* YOUR OBJECTIVE *
Filter out everything except lines holding "observed".

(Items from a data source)

---

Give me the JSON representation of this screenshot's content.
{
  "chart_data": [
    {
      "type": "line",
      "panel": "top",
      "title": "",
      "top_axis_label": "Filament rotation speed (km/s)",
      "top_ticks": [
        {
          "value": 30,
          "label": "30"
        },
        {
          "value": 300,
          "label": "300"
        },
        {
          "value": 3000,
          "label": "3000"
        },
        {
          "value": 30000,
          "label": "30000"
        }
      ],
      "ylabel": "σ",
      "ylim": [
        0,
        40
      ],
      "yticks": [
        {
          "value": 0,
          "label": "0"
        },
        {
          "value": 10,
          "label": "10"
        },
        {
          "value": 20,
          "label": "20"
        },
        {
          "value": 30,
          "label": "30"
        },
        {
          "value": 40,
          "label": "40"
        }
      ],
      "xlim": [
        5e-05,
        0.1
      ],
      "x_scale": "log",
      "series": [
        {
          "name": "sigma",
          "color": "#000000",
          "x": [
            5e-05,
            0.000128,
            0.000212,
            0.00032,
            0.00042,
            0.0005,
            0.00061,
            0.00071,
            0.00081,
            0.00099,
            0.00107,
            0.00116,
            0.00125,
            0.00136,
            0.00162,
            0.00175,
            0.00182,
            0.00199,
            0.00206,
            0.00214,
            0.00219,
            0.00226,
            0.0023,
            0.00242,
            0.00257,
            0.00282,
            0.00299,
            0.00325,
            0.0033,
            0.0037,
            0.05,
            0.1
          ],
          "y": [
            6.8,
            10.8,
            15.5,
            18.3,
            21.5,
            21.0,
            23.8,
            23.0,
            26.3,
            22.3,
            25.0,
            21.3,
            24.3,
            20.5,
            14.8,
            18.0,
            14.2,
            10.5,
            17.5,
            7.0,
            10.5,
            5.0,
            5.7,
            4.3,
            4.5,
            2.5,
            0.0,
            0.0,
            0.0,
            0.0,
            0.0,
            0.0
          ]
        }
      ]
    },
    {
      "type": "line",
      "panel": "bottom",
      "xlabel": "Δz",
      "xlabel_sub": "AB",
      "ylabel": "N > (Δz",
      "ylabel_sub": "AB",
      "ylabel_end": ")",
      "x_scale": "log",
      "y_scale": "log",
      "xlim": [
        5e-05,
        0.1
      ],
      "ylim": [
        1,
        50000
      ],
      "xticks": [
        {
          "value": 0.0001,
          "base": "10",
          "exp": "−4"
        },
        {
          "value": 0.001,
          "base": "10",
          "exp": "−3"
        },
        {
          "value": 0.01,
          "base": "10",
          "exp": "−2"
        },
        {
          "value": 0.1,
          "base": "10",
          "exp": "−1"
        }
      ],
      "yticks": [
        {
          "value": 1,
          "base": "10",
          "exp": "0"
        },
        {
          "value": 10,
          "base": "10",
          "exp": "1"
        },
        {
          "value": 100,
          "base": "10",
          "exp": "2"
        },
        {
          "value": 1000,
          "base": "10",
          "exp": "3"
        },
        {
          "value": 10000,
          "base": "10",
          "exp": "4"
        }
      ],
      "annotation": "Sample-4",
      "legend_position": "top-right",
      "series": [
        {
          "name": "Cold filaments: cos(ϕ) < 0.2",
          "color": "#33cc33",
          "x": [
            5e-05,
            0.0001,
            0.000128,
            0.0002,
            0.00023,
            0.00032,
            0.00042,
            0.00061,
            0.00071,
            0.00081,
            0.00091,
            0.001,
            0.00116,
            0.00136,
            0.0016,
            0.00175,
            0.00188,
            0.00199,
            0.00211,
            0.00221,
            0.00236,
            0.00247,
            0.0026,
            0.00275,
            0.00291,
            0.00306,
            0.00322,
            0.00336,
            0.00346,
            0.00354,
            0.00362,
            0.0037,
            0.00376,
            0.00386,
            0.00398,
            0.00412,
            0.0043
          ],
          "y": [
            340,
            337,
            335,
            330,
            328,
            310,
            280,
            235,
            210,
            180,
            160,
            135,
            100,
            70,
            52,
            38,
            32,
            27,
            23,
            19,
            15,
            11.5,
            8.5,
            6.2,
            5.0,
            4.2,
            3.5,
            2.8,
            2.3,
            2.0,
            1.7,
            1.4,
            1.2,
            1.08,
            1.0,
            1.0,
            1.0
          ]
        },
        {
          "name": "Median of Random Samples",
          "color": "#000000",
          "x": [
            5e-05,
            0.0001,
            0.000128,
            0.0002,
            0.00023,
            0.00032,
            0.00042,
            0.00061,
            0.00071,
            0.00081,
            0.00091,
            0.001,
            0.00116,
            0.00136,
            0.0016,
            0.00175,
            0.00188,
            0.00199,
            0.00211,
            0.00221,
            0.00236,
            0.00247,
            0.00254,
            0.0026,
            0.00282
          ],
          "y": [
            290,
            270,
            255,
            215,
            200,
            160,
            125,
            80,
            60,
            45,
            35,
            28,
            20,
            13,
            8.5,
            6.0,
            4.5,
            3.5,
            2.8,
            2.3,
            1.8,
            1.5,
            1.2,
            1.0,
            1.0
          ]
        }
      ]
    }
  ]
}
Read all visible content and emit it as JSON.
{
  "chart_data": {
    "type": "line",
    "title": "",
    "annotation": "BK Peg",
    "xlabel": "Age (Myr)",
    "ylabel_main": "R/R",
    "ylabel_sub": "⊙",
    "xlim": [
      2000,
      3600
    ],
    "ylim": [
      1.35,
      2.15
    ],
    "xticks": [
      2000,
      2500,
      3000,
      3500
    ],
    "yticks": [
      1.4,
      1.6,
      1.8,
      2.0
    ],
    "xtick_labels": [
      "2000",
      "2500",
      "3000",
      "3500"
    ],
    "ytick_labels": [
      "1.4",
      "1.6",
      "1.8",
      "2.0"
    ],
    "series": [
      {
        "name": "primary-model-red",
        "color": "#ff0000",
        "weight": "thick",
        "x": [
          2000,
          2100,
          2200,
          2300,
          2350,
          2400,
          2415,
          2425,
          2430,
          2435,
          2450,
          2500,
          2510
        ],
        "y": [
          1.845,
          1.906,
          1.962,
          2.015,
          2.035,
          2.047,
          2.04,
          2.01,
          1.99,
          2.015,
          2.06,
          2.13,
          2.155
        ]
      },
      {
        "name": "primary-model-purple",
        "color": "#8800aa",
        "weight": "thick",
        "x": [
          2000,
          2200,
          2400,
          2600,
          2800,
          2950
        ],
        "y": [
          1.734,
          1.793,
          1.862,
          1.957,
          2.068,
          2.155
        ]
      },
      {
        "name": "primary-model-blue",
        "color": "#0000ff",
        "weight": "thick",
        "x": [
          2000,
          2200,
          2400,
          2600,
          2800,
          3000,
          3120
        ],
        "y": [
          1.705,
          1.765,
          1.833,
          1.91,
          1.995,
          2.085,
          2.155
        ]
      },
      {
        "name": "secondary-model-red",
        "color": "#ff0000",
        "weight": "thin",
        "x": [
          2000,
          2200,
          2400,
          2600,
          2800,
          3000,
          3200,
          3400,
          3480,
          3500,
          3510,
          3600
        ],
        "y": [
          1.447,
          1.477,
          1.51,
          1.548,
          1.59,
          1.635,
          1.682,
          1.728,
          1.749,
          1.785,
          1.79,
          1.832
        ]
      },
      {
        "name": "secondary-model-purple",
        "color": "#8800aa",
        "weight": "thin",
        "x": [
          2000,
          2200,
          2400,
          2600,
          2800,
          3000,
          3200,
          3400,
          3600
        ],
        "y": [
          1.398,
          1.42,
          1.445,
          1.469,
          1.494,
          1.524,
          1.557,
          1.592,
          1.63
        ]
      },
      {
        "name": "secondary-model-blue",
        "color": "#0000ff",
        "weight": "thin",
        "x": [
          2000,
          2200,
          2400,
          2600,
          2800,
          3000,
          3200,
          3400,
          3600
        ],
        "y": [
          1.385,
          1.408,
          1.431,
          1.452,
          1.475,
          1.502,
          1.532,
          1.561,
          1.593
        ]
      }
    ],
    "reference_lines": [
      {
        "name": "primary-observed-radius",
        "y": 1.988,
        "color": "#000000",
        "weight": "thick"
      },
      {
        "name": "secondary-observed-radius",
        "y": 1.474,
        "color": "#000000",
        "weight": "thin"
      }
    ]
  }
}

---

* EXERCISE RESULT *
        "name": "primary-observed-radius",
        "name": "secondary-observed-radius",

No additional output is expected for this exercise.